* RECORDS SUPPLIED:
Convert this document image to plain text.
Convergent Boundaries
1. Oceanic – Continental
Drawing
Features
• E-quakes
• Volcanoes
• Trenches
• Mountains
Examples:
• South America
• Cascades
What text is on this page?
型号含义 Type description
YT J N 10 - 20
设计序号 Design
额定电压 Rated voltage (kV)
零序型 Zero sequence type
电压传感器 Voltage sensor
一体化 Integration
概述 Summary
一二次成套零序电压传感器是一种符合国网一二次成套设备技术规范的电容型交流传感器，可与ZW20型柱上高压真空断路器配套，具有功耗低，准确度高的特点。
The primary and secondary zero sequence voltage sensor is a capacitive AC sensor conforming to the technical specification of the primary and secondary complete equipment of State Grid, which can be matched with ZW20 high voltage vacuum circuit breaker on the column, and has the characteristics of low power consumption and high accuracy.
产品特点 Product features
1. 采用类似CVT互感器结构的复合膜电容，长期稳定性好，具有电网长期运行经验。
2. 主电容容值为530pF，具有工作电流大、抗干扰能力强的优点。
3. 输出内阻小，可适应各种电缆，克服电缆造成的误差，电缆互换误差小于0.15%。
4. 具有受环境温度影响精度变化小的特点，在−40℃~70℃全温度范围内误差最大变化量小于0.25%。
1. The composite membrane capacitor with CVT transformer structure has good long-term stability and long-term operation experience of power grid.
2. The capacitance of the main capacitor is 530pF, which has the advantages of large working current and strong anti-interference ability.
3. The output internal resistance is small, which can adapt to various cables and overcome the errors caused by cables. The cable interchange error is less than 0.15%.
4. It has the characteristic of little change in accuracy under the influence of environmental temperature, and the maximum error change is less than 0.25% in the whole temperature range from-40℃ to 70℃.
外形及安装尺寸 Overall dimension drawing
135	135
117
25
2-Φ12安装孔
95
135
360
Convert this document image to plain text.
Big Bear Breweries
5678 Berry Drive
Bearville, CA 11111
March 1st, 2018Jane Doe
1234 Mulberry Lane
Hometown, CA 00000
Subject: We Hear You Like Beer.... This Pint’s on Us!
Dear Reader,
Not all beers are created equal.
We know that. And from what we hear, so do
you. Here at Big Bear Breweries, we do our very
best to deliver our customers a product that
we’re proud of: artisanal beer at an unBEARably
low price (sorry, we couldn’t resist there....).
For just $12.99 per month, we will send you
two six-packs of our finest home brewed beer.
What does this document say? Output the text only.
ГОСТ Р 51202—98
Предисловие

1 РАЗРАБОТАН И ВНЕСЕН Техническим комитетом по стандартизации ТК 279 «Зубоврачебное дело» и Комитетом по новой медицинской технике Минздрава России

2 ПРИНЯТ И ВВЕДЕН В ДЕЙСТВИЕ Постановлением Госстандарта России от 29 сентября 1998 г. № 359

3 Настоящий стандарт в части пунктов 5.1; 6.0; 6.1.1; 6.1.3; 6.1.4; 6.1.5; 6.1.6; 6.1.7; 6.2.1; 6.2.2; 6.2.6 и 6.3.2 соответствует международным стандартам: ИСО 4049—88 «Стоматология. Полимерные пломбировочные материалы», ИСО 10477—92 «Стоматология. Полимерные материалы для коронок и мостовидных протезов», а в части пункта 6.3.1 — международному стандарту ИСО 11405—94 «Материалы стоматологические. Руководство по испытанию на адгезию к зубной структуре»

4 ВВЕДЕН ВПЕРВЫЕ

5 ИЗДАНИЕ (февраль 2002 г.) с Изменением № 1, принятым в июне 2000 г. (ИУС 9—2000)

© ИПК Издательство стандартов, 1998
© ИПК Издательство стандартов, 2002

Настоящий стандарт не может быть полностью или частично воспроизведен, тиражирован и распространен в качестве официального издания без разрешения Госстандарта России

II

* PROBLEM REQUIREMENTS: Extract each entry in full and write it down exactly.

* EXERCISE ANSWER:
Convert this document image to plain text.
Convergent Boundaries
1. Oceanic – Continental
Drawing
Features
• E-quakes
• Volcanoes
• Trenches
• Mountains
Examples:
• South America
• Cascades
What text is on this page?
型号含义 Type description
YT J N 10 - 20
设计序号 Design
额定电压 Rated voltage (kV)
零序型 Zero sequence type
电压传感器 Voltage sensor
一体化 Integration
概述 Summary
一二次成套零序电压传感器是一种符合国网一二次成套设备技术规范的电容型交流传感器，可与ZW20型柱上高压真空断路器配套，具有功耗低，准确度高的特点。
The primary and secondary zero sequence voltage sensor is a capacitive AC sensor conforming to the technical specification of the primary and secondary complete equipment of State Grid, which can be matched with ZW20 high voltage vacuum circuit breaker on the column, and has the characteristics of low power consumption and high accuracy.
产品特点 Product features
1. 采用类似CVT互感器结构的复合膜电容，长期稳定性好，具有电网长期运行经验。
2. 主电容容值为530pF，具有工作电流大、抗干扰能力强的优点。
3. 输出内阻小，可适应各种电缆，克服电缆造成的误差，电缆互换误差小于0.15%。
4. 具有受环境温度影响精度变化小的特点，在−40℃~70℃全温度范围内误差最大变化量小于0.25%。
1. The composite membrane capacitor with CVT transformer structure has good long-term stability and long-term operation experience of power grid.
2. The capacitance of the main capacitor is 530pF, which has the advantages of large working current and strong anti-interference ability.
3. The output internal resistance is small, which can adapt to various cables and overcome the errors caused by cables. The cable interchange error is less than 0.15%.
4. It has the characteristic of little change in accuracy under the influence of environmental temperature, and the maximum error change is less than 0.25% in the whole temperature range from-40℃ to 70℃.
外形及安装尺寸 Overall dimension drawing
135	135
117
25
2-Φ12安装孔
95
135
360
Convert this document image to plain text.
Big Bear Breweries
5678 Berry Drive
Bearville, CA 11111
March 1st, 2018Jane Doe
1234 Mulberry Lane
Hometown, CA 00000
Subject: We Hear You Like Beer.... This Pint’s on Us!
Dear Reader,
Not all beers are created equal.
We know that. And from what we hear, so do
you. Here at Big Bear Breweries, we do our very
best to deliver our customers a product that
we’re proud of: artisanal beer at an unBEARably
low price (sorry, we couldn’t resist there....).
For just $12.99 per month, we will send you
two six-packs of our finest home brewed beer.
What does this document say? Output the text only.
ГОСТ Р 51202—98
Предисловие

1 РАЗРАБОТАН И ВНЕСЕН Техническим комитетом по стандартизации ТК 279 «Зубоврачебное дело» и Комитетом по новой медицинской технике Минздрава России

2 ПРИНЯТ И ВВЕДЕН В ДЕЙСТВИЕ Постановлением Госстандарта России от 29 сентября 1998 г. № 359

3 Настоящий стандарт в части пунктов 5.1; 6.0; 6.1.1; 6.1.3; 6.1.4; 6.1.5; 6.1.6; 6.1.7; 6.2.1; 6.2.2; 6.2.6 и 6.3.2 соответствует международным стандартам: ИСО 4049—88 «Стоматология. Полимерные пломбировочные материалы», ИСО 10477—92 «Стоматология. Полимерные материалы для коронок и мостовидных протезов», а в части пункта 6.3.1 — международному стандарту ИСО 11405—94 «Материалы стоматологические. Руководство по испытанию на адгезию к зубной структуре»

4 ВВЕДЕН ВПЕРВЫЕ

5 ИЗДАНИЕ (февраль 2002 г.) с Изменением № 1, принятым в июне 2000 г. (ИУС 9—2000)

© ИПК Издательство стандартов, 1998
© ИПК Издательство стандартов, 2002

Настоящий стандарт не может быть полностью или частично воспроизведен, тиражирован и распространен в качестве официального издания без разрешения Госстандарта России

II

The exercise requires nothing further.